Problem description » Extract the full set of records, then give each one again exactly.

Stored data
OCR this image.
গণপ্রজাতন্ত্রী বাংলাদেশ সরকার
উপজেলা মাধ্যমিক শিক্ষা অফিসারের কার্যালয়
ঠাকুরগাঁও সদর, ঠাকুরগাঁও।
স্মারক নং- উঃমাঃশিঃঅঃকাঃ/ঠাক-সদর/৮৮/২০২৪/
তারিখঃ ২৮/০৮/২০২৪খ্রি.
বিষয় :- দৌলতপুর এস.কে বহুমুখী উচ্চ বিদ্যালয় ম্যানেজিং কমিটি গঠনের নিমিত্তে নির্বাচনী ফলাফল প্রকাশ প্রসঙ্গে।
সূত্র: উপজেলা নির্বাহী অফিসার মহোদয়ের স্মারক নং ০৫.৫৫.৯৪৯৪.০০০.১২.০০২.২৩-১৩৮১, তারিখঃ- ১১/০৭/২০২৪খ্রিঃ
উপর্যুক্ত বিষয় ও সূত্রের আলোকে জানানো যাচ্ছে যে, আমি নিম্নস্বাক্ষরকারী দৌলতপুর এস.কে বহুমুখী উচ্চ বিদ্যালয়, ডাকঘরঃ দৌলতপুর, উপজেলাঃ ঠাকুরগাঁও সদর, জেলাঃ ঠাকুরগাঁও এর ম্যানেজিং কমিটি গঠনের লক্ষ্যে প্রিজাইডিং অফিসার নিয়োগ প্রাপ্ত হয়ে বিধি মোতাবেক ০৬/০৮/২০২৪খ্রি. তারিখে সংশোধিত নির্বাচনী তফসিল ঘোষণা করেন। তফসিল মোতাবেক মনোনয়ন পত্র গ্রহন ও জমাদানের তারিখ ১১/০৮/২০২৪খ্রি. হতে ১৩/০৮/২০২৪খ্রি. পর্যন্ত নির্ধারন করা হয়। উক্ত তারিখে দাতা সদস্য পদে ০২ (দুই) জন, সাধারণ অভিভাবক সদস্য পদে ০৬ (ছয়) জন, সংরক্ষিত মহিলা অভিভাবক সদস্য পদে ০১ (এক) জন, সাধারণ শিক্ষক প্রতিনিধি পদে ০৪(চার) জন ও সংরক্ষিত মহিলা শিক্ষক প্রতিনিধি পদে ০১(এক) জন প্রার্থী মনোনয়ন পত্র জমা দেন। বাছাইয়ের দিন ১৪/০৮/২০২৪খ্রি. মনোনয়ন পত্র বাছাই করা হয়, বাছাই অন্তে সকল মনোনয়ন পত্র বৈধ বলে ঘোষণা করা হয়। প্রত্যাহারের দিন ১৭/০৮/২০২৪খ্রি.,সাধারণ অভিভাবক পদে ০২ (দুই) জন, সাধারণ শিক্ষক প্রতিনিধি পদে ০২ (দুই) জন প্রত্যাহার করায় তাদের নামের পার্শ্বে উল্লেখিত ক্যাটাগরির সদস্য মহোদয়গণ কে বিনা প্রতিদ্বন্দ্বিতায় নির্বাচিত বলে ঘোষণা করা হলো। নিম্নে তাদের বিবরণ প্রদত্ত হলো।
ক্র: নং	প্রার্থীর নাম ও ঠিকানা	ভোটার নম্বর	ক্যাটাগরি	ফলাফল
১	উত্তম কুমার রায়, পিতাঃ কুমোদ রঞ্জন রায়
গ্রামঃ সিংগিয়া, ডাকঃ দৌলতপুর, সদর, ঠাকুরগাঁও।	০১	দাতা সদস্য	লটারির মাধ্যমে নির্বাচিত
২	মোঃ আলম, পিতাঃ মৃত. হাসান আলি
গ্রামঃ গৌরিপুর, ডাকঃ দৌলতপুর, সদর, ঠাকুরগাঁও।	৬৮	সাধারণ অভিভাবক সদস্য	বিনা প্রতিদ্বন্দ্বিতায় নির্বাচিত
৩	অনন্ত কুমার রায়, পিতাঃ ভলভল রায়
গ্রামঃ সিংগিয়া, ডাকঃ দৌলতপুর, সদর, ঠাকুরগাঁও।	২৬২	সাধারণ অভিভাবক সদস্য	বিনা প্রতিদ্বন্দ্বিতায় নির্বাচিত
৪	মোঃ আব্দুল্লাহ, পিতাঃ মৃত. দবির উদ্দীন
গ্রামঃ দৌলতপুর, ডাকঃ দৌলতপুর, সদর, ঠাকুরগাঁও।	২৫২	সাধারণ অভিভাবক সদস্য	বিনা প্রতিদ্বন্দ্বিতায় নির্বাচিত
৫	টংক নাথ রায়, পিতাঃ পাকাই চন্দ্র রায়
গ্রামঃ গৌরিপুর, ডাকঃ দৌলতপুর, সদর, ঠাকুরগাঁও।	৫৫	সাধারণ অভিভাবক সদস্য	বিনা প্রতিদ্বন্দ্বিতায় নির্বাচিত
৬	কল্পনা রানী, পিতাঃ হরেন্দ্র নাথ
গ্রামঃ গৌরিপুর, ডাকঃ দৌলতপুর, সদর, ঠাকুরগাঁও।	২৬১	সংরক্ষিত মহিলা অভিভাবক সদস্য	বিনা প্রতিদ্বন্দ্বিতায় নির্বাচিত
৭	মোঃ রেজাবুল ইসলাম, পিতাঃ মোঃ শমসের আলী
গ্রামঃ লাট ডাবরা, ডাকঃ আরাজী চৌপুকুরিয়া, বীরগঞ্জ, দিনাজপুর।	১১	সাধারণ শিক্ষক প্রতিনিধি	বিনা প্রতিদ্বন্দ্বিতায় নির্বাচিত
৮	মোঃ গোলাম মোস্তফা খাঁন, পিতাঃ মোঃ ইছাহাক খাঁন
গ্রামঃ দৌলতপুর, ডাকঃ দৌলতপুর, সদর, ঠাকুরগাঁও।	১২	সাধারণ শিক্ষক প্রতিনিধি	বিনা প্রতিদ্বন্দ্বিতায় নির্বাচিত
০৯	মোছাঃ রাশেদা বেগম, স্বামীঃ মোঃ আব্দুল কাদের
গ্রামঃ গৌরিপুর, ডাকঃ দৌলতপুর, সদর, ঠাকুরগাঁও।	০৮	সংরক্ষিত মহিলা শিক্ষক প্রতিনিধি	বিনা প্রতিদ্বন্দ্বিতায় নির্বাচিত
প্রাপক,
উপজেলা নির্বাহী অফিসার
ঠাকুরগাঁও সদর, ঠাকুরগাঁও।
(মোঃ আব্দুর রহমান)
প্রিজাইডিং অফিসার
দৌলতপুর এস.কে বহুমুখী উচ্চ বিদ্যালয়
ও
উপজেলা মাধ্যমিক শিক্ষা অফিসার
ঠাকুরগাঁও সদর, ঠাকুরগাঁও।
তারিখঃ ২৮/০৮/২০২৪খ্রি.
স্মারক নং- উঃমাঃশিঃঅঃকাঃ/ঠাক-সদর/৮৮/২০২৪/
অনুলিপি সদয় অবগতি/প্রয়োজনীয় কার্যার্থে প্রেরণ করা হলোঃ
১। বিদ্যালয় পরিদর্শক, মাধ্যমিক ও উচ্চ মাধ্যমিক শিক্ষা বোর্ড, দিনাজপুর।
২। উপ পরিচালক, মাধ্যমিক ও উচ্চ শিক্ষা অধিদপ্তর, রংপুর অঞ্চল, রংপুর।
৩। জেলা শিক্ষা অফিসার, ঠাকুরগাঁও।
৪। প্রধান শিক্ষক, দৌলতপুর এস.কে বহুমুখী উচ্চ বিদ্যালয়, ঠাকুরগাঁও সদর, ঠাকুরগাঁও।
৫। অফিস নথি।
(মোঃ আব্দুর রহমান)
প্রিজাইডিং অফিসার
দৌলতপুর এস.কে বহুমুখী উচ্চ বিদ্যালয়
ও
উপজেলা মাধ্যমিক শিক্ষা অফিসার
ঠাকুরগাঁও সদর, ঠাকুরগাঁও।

Answer to the problem »
OCR this image.
গণপ্রজাতন্ত্রী বাংলাদেশ সরকার
উপজেলা মাধ্যমিক শিক্ষা অফিসারের কার্যালয়
ঠাকুরগাঁও সদর, ঠাকুরগাঁও।
স্মারক নং- উঃমাঃশিঃঅঃকাঃ/ঠাক-সদর/৮৮/২০২৪/
তারিখঃ ২৮/০৮/২০২৪খ্রি.
বিষয় :- দৌলতপুর এস.কে বহুমুখী উচ্চ বিদ্যালয় ম্যানেজিং কমিটি গঠনের নিমিত্তে নির্বাচনী ফলাফল প্রকাশ প্রসঙ্গে।
সূত্র: উপজেলা নির্বাহী অফিসার মহোদয়ের স্মারক নং ০৫.৫৫.৯৪৯৪.০০০.১২.০০২.২৩-১৩৮১, তারিখঃ- ১১/০৭/২০২৪খ্রিঃ
উপর্যুক্ত বিষয় ও সূত্রের আলোকে জানানো যাচ্ছে যে, আমি নিম্নস্বাক্ষরকারী দৌলতপুর এস.কে বহুমুখী উচ্চ বিদ্যালয়, ডাকঘরঃ দৌলতপুর, উপজেলাঃ ঠাকুরগাঁও সদর, জেলাঃ ঠাকুরগাঁও এর ম্যানেজিং কমিটি গঠনের লক্ষ্যে প্রিজাইডিং অফিসার নিয়োগ প্রাপ্ত হয়ে বিধি মোতাবেক ০৬/০৮/২০২৪খ্রি. তারিখে সংশোধিত নির্বাচনী তফসিল ঘোষণা করেন। তফসিল মোতাবেক মনোনয়ন পত্র গ্রহন ও জমাদানের তারিখ ১১/০৮/২০২৪খ্রি. হতে ১৩/০৮/২০২৪খ্রি. পর্যন্ত নির্ধারন করা হয়। উক্ত তারিখে দাতা সদস্য পদে ০২ (দুই) জন, সাধারণ অভিভাবক সদস্য পদে ০৬ (ছয়) জন, সংরক্ষিত মহিলা অভিভাবক সদস্য পদে ০১ (এক) জন, সাধারণ শিক্ষক প্রতিনিধি পদে ০৪(চার) জন ও সংরক্ষিত মহিলা শিক্ষক প্রতিনিধি পদে ০১(এক) জন প্রার্থী মনোনয়ন পত্র জমা দেন। বাছাইয়ের দিন ১৪/০৮/২০২৪খ্রি. মনোনয়ন পত্র বাছাই করা হয়, বাছাই অন্তে সকল মনোনয়ন পত্র বৈধ বলে ঘোষণা করা হয়। প্রত্যাহারের দিন ১৭/০৮/২০২৪খ্রি.,সাধারণ অভিভাবক পদে ০২ (দুই) জন, সাধারণ শিক্ষক প্রতিনিধি পদে ০২ (দুই) জন প্রত্যাহার করায় তাদের নামের পার্শ্বে উল্লেখিত ক্যাটাগরির সদস্য মহোদয়গণ কে বিনা প্রতিদ্বন্দ্বিতায় নির্বাচিত বলে ঘোষণা করা হলো। নিম্নে তাদের বিবরণ প্রদত্ত হলো।
ক্র: নং	প্রার্থীর নাম ও ঠিকানা	ভোটার নম্বর	ক্যাটাগরি	ফলাফল
১	উত্তম কুমার রায়, পিতাঃ কুমোদ রঞ্জন রায়
গ্রামঃ সিংগিয়া, ডাকঃ দৌলতপুর, সদর, ঠাকুরগাঁও।	০১	দাতা সদস্য	লটারির মাধ্যমে নির্বাচিত
২	মোঃ আলম, পিতাঃ মৃত. হাসান আলি
গ্রামঃ গৌরিপুর, ডাকঃ দৌলতপুর, সদর, ঠাকুরগাঁও।	৬৮	সাধারণ অভিভাবক সদস্য	বিনা প্রতিদ্বন্দ্বিতায় নির্বাচিত
৩	অনন্ত কুমার রায়, পিতাঃ ভলভল রায়
গ্রামঃ সিংগিয়া, ডাকঃ দৌলতপুর, সদর, ঠাকুরগাঁও।	২৬২	সাধারণ অভিভাবক সদস্য	বিনা প্রতিদ্বন্দ্বিতায় নির্বাচিত
৪	মোঃ আব্দুল্লাহ, পিতাঃ মৃত. দবির উদ্দীন
গ্রামঃ দৌলতপুর, ডাকঃ দৌলতপুর, সদর, ঠাকুরগাঁও।	২৫২	সাধারণ অভিভাবক সদস্য	বিনা প্রতিদ্বন্দ্বিতায় নির্বাচিত
৫	টংক নাথ রায়, পিতাঃ পাকাই চন্দ্র রায়
গ্রামঃ গৌরিপুর, ডাকঃ দৌলতপুর, সদর, ঠাকুরগাঁও।	৫৫	সাধারণ অভিভাবক সদস্য	বিনা প্রতিদ্বন্দ্বিতায় নির্বাচিত
৬	কল্পনা রানী, পিতাঃ হরেন্দ্র নাথ
গ্রামঃ গৌরিপুর, ডাকঃ দৌলতপুর, সদর, ঠাকুরগাঁও।	২৬১	সংরক্ষিত মহিলা অভিভাবক সদস্য	বিনা প্রতিদ্বন্দ্বিতায় নির্বাচিত
৭	মোঃ রেজাবুল ইসলাম, পিতাঃ মোঃ শমসের আলী
গ্রামঃ লাট ডাবরা, ডাকঃ আরাজী চৌপুকুরিয়া, বীরগঞ্জ, দিনাজপুর।	১১	সাধারণ শিক্ষক প্রতিনিধি	বিনা প্রতিদ্বন্দ্বিতায় নির্বাচিত
৮	মোঃ গোলাম মোস্তফা খাঁন, পিতাঃ মোঃ ইছাহাক খাঁন
গ্রামঃ দৌলতপুর, ডাকঃ দৌলতপুর, সদর, ঠাকুরগাঁও।	১২	সাধারণ শিক্ষক প্রতিনিধি	বিনা প্রতিদ্বন্দ্বিতায় নির্বাচিত
০৯	মোছাঃ রাশেদা বেগম, স্বামীঃ মোঃ আব্দুল কাদের
গ্রামঃ গৌরিপুর, ডাকঃ দৌলতপুর, সদর, ঠাকুরগাঁও।	০৮	সংরক্ষিত মহিলা শিক্ষক প্রতিনিধি	বিনা প্রতিদ্বন্দ্বিতায় নির্বাচিত
প্রাপক,
উপজেলা নির্বাহী অফিসার
ঠাকুরগাঁও সদর, ঠাকুরগাঁও।
(মোঃ আব্দুর রহমান)
প্রিজাইডিং অফিসার
দৌলতপুর এস.কে বহুমুখী উচ্চ বিদ্যালয়
ও
উপজেলা মাধ্যমিক শিক্ষা অফিসার
ঠাকুরগাঁও সদর, ঠাকুরগাঁও।
তারিখঃ ২৮/০৮/২০২৪খ্রি.
স্মারক নং- উঃমাঃশিঃঅঃকাঃ/ঠাক-সদর/৮৮/২০২৪/
অনুলিপি সদয় অবগতি/প্রয়োজনীয় কার্যার্থে প্রেরণ করা হলোঃ
১। বিদ্যালয় পরিদর্শক, মাধ্যমিক ও উচ্চ মাধ্যমিক শিক্ষা বোর্ড, দিনাজপুর।
২। উপ পরিচালক, মাধ্যমিক ও উচ্চ শিক্ষা অধিদপ্তর, রংপুর অঞ্চল, রংপুর।
৩। জেলা শিক্ষা অফিসার, ঠাকুরগাঁও।
৪। প্রধান শিক্ষক, দৌলতপুর এস.কে বহুমুখী উচ্চ বিদ্যালয়, ঠাকুরগাঁও সদর, ঠাকুরগাঁও।
৫। অফিস নথি।
(মোঃ আব্দুর রহমান)
প্রিজাইডিং অফিসার
দৌলতপুর এস.কে বহুমুখী উচ্চ বিদ্যালয়
ও
উপজেলা মাধ্যমিক শিক্ষা অফিসার
ঠাকুরগাঁও সদর, ঠাকুরগাঁও।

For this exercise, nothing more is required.